Aim of the exercise →
Reproduce all of the lines below without changing a single character.

Collection entries:

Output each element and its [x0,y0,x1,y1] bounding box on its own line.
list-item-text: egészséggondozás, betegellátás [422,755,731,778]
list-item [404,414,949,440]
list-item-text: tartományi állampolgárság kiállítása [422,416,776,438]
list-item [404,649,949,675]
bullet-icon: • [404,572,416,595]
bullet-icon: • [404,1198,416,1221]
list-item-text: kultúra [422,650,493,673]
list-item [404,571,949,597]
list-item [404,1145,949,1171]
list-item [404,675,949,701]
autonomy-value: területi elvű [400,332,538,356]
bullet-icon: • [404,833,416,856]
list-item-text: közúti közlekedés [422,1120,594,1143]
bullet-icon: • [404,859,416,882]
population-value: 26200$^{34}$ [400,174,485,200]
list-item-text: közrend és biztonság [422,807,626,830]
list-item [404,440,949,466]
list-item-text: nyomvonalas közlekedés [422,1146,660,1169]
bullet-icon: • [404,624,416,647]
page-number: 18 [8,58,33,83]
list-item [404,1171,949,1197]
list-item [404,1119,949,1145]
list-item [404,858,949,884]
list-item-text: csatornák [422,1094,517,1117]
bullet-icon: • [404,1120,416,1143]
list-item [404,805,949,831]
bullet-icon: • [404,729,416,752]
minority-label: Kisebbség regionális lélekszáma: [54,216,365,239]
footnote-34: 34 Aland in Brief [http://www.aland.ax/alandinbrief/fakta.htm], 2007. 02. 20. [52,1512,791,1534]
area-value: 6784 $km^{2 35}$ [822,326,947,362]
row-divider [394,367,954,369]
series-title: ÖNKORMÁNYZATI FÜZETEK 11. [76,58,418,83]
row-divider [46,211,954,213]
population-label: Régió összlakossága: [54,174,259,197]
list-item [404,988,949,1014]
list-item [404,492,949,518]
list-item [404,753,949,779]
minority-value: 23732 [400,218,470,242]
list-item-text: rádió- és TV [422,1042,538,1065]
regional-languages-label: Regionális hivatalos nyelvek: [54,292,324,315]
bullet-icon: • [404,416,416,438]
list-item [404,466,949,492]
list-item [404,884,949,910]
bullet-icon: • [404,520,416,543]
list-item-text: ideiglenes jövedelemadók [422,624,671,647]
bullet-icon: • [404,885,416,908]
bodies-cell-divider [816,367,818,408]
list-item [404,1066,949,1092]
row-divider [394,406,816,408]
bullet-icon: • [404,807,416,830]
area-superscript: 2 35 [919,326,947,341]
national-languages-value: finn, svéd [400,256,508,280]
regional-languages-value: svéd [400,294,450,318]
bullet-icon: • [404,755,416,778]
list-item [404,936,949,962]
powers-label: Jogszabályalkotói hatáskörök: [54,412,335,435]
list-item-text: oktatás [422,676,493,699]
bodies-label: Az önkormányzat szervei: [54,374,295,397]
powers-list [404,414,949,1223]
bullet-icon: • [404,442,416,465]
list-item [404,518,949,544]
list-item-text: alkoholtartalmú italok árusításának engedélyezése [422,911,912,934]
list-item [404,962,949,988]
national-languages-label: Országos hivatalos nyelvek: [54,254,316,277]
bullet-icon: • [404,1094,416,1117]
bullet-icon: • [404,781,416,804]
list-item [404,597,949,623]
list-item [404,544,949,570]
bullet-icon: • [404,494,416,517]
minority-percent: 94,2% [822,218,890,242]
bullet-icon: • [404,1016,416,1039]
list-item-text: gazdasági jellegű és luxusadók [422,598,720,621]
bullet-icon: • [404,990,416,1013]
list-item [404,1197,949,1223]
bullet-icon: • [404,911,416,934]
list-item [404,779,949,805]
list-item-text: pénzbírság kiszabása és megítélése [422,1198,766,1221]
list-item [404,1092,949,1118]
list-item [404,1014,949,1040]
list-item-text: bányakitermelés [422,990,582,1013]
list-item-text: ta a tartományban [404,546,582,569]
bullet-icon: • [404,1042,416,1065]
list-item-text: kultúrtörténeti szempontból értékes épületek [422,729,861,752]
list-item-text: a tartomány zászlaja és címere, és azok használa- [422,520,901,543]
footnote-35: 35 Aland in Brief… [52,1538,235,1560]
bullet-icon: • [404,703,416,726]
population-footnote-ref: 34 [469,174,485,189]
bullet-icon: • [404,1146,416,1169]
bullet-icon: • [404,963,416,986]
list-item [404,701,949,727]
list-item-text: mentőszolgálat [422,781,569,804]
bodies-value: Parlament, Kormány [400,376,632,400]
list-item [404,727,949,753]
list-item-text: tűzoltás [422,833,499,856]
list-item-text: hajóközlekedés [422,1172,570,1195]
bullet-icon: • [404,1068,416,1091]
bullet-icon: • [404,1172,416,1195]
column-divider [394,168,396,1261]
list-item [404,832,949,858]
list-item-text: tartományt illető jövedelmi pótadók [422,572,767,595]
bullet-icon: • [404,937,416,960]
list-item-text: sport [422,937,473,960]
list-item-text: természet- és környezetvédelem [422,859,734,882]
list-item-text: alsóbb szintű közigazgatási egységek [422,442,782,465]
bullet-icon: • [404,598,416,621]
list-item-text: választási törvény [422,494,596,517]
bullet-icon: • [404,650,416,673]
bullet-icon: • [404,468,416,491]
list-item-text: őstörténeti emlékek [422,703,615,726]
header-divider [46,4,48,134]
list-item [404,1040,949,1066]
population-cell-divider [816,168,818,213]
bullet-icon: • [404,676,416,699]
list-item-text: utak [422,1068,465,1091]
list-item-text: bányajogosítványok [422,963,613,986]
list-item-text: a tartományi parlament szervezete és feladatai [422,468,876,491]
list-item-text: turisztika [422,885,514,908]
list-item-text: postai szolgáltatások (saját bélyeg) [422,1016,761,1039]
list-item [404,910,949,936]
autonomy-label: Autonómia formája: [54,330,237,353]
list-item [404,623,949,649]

Complete response →
Output each element and its [x0,y0,x1,y1] bounding box on its own line.
list-item-text: egészséggondozás, betegellátás [422,755,731,778]
list-item [404,414,949,440]
list-item-text: tartományi állampolgárság kiállítása [422,416,776,438]
list-item [404,649,949,675]
bullet-icon: • [404,572,416,595]
bullet-icon: • [404,1198,416,1221]
list-item-text: kultúra [422,650,493,673]
list-item [404,571,949,597]
list-item [404,1145,949,1171]
list-item [404,675,949,701]
autonomy-value: területi elvű [400,332,538,356]
bullet-icon: • [404,833,416,856]
list-item-text: közúti közlekedés [422,1120,594,1143]
bullet-icon: • [404,859,416,882]
population-value: 26200$^{34}$ [400,174,485,200]
list-item-text: közrend és biztonság [422,807,626,830]
list-item [404,440,949,466]
list-item-text: nyomvonalas közlekedés [422,1146,660,1169]
bullet-icon: • [404,624,416,647]
page-number: 18 [8,58,33,83]
list-item [404,1171,949,1197]
list-item [404,1119,949,1145]
list-item [404,858,949,884]
list-item-text: csatornák [422,1094,517,1117]
bullet-icon: • [404,1120,416,1143]
list-item [404,805,949,831]
bullet-icon: • [404,729,416,752]
minority-label: Kisebbség regionális lélekszáma: [54,216,365,239]
footnote-34: 34 Aland in Brief [http://www.aland.ax/alandinbrief/fakta.htm], 2007. 02. 20. [52,1512,791,1534]
area-value: 6784 $km^{2 35}$ [822,326,947,362]
row-divider [394,367,954,369]
series-title: ÖNKORMÁNYZATI FÜZETEK 11. [76,58,418,83]
row-divider [46,211,954,213]
population-label: Régió összlakossága: [54,174,259,197]
list-item [404,988,949,1014]
list-item [404,492,949,518]
list-item [404,753,949,779]
minority-value: 23732 [400,218,470,242]
list-item-text: rádió- és TV [422,1042,538,1065]
regional-languages-label: Regionális hivatalos nyelvek: [54,292,324,315]
bullet-icon: • [404,416,416,438]
list-item [404,466,949,492]
list-item [404,884,949,910]
bullet-icon: • [404,520,416,543]
list-item-text: ideiglenes jövedelemadók [422,624,671,647]
bullet-icon: • [404,885,416,908]
bodies-cell-divider [816,367,818,408]
list-item [404,1066,949,1092]
row-divider [394,406,816,408]
bullet-icon: • [404,807,416,830]
area-superscript: 2 35 [919,326,947,341]
national-languages-value: finn, svéd [400,256,508,280]
regional-languages-value: svéd [400,294,450,318]
bullet-icon: • [404,755,416,778]
list-item [404,936,949,962]
powers-label: Jogszabályalkotói hatáskörök: [54,412,335,435]
list-item-text: oktatás [422,676,493,699]
bodies-label: Az önkormányzat szervei: [54,374,295,397]
powers-list [404,414,949,1223]
bullet-icon: • [404,442,416,465]
list-item [404,518,949,544]
list-item-text: alkoholtartalmú italok árusításának engedélyezése [422,911,912,934]
list-item [404,962,949,988]
national-languages-label: Országos hivatalos nyelvek: [54,254,316,277]
bullet-icon: • [404,1094,416,1117]
bullet-icon: • [404,781,416,804]
list-item [404,597,949,623]
list-item [404,544,949,570]
bullet-icon: • [404,494,416,517]
minority-percent: 94,2% [822,218,890,242]
bullet-icon: • [404,1016,416,1039]
list-item-text: gazdasági jellegű és luxusadók [422,598,720,621]
bullet-icon: • [404,990,416,1013]
list-item [404,1197,949,1223]
bullet-icon: • [404,911,416,934]
list-item [404,779,949,805]
list-item-text: pénzbírság kiszabása és megítélése [422,1198,766,1221]
list-item [404,1092,949,1118]
list-item [404,1014,949,1040]
list-item-text: bányakitermelés [422,990,582,1013]
list-item-text: ta a tartományban [404,546,582,569]
bullet-icon: • [404,1042,416,1065]
list-item-text: kultúrtörténeti szempontból értékes épületek [422,729,861,752]
list-item-text: a tartomány zászlaja és címere, és azok használa- [422,520,901,543]
footnote-35: 35 Aland in Brief… [52,1538,235,1560]
bullet-icon: • [404,703,416,726]
population-footnote-ref: 34 [469,174,485,189]
bullet-icon: • [404,1146,416,1169]
bullet-icon: • [404,963,416,986]
list-item [404,701,949,727]
list-item-text: mentőszolgálat [422,781,569,804]
bodies-value: Parlament, Kormány [400,376,632,400]
list-item [404,727,949,753]
list-item-text: tűzoltás [422,833,499,856]
list-item-text: hajóközlekedés [422,1172,570,1195]
bullet-icon: • [404,1068,416,1091]
bullet-icon: • [404,1172,416,1195]
column-divider [394,168,396,1261]
list-item [404,832,949,858]
list-item-text: tartományt illető jövedelmi pótadók [422,572,767,595]
bullet-icon: • [404,937,416,960]
list-item-text: sport [422,937,473,960]
list-item-text: természet- és környezetvédelem [422,859,734,882]
list-item-text: alsóbb szintű közigazgatási egységek [422,442,782,465]
bullet-icon: • [404,598,416,621]
list-item-text: választási törvény [422,494,596,517]
bullet-icon: • [404,650,416,673]
bullet-icon: • [404,468,416,491]
list-item-text: őstörténeti emlékek [422,703,615,726]
header-divider [46,4,48,134]
list-item [404,1040,949,1066]
population-cell-divider [816,168,818,213]
bullet-icon: • [404,676,416,699]
list-item-text: utak [422,1068,465,1091]
list-item-text: bányajogosítványok [422,963,613,986]
list-item-text: a tartományi parlament szervezete és feladatai [422,468,876,491]
list-item-text: turisztika [422,885,514,908]
list-item-text: postai szolgáltatások (saját bélyeg) [422,1016,761,1039]
list-item [404,910,949,936]
autonomy-label: Autonómia formája: [54,330,237,353]
list-item [404,623,949,649]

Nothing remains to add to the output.